_JOB_
Find the lines holding the string "大兴安岭" in the data, then copy all of them.

[Start]

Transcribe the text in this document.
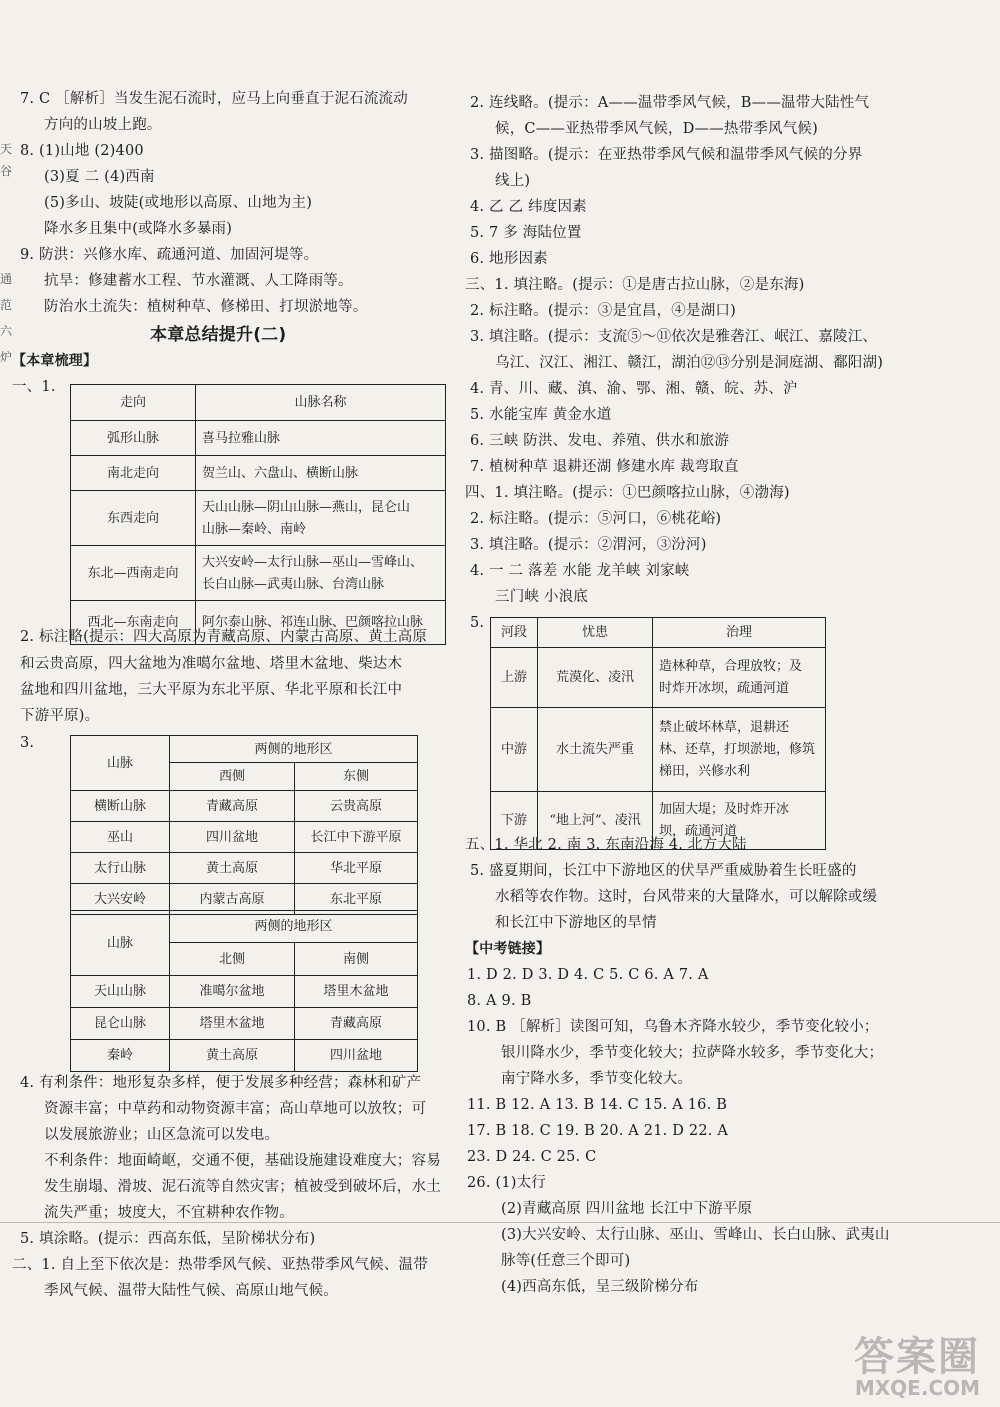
7. C ［解析］当发生泥石流时，应马上向垂直于泥石流流动
方向的山坡上跑。
8. (1)山地 (2)400
(3)夏 二 (4)西南
(5)多山、坡陡(或地形以高原、山地为主)
降水多且集中(或降水多暴雨)
9. 防洪：兴修水库、疏通河道、加固河堤等。
抗旱：修建蓄水工程、节水灌溉、人工降雨等。
防治水土流失：植树种草、修梯田、打坝淤地等。
本章总结提升(二)
【本章梳理】
一、1.
走向	山脉名称
弧形山脉	喜马拉雅山脉
南北走向	贺兰山、六盘山、横断山脉
东西走向	天山山脉—阴山山脉—燕山，昆仑山
山脉—秦岭、南岭

东北—西南走向	大兴安岭—太行山脉—巫山—雪峰山、
长白山脉—武夷山脉、台湾山脉

西北—东南走向	阿尔泰山脉、祁连山脉、巴颜喀拉山脉
2. 标注略(提示：四大高原为青藏高原、内蒙古高原、黄土高原
和云贵高原，四大盆地为准噶尔盆地、塔里木盆地、柴达木
盆地和四川盆地，三大平原为东北平原、华北平原和长江中
下游平原)。
3.
山脉	两侧的地形区	
	西侧	东侧
横断山脉	青藏高原	云贵高原
巫山	四川盆地	长江中下游平原
太行山脉	黄土高原	华北平原
大兴安岭	内蒙古高原	东北平原
山脉	两侧的地形区	
	北侧	南侧
天山山脉	准噶尔盆地	塔里木盆地
昆仑山脉	塔里木盆地	青藏高原
秦岭	黄土高原	四川盆地
4. 有利条件：地形复杂多样，便于发展多种经营；森林和矿产
资源丰富；中草药和动物资源丰富；高山草地可以放牧；可
以发展旅游业；山区急流可以发电。
不利条件：地面崎岖，交通不便，基础设施建设难度大；容易
发生崩塌、滑坡、泥石流等自然灾害；植被受到破坏后，水土
流失严重；坡度大，不宜耕种农作物。
5. 填涂略。(提示：西高东低，呈阶梯状分布)
二、1. 自上至下依次是：热带季风气候、亚热带季风气候、温带
季风气候、温带大陆性气候、高原山地气候。
天
谷
通
范
六
炉
2. 连线略。(提示：A——温带季风气候，B——温带大陆性气
候，C——亚热带季风气候，D——热带季风气候)
3. 描图略。(提示：在亚热带季风气候和温带季风气候的分界
线上)
4. 乙 乙 纬度因素
5. 7 多 海陆位置
6. 地形因素
三、1. 填注略。(提示：①是唐古拉山脉，②是东海)
2. 标注略。(提示：③是宜昌，④是湖口)
3. 填注略。(提示：支流⑤～⑪依次是雅砻江、岷江、嘉陵江、
乌江、汉江、湘江、赣江，湖泊⑫⑬分别是洞庭湖、鄱阳湖)
4. 青、川、藏、滇、渝、鄂、湘、赣、皖、苏、沪
5. 水能宝库 黄金水道
6. 三峡 防洪、发电、养殖、供水和旅游
7. 植树种草 退耕还湖 修建水库 裁弯取直
四、1. 填注略。(提示：①巴颜喀拉山脉，④渤海)
2. 标注略。(提示：⑤河口，⑥桃花峪)
3. 填注略。(提示：②渭河，③汾河)
4. 一 二 落差 水能 龙羊峡 刘家峡
三门峡 小浪底
5.
河段	忧患	治理
上游	荒漠化、凌汛	造林种草，合理放牧；及
时炸开冰坝，疏通河道

中游	水土流失严重	禁止破坏林草，退耕还
林、还草，打坝淤地，修筑
梯田，兴修水利

下游	“地上河”、凌汛	加固大堤；及时炸开冰
坝，疏通河道
五、1. 华北 2. 南 3. 东南沿海 4. 北方大陆
5. 盛夏期间，长江中下游地区的伏旱严重威胁着生长旺盛的
水稻等农作物。这时，台风带来的大量降水，可以解除或缓
和长江中下游地区的旱情
【中考链接】
1. D 2. D 3. D 4. C 5. C 6. A 7. A
8. A 9. B
10. B ［解析］读图可知，乌鲁木齐降水较少，季节变化较小；
银川降水少，季节变化较大；拉萨降水较多，季节变化大；
南宁降水多，季节变化较大。
11. B 12. A 13. B 14. C 15. A 16. B
17. B 18. C 19. B 20. A 21. D 22. A
23. D 24. C 25. C
26. (1)太行
(2)青藏高原 四川盆地 长江中下游平原
(3)大兴安岭、太行山脉、巫山、雪峰山、长白山脉、武夷山
脉等(任意三个即可)
(4)西高东低，呈三级阶梯分布
答案圈
MXQE.COM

[End]

_COMPLETED TASK_
东北—西南走向	大兴安岭—太行山脉—巫山—雪峰山、
大兴安岭	内蒙古高原	东北平原
(3)大兴安岭、太行山脉、巫山、雪峰山、长白山脉、武夷山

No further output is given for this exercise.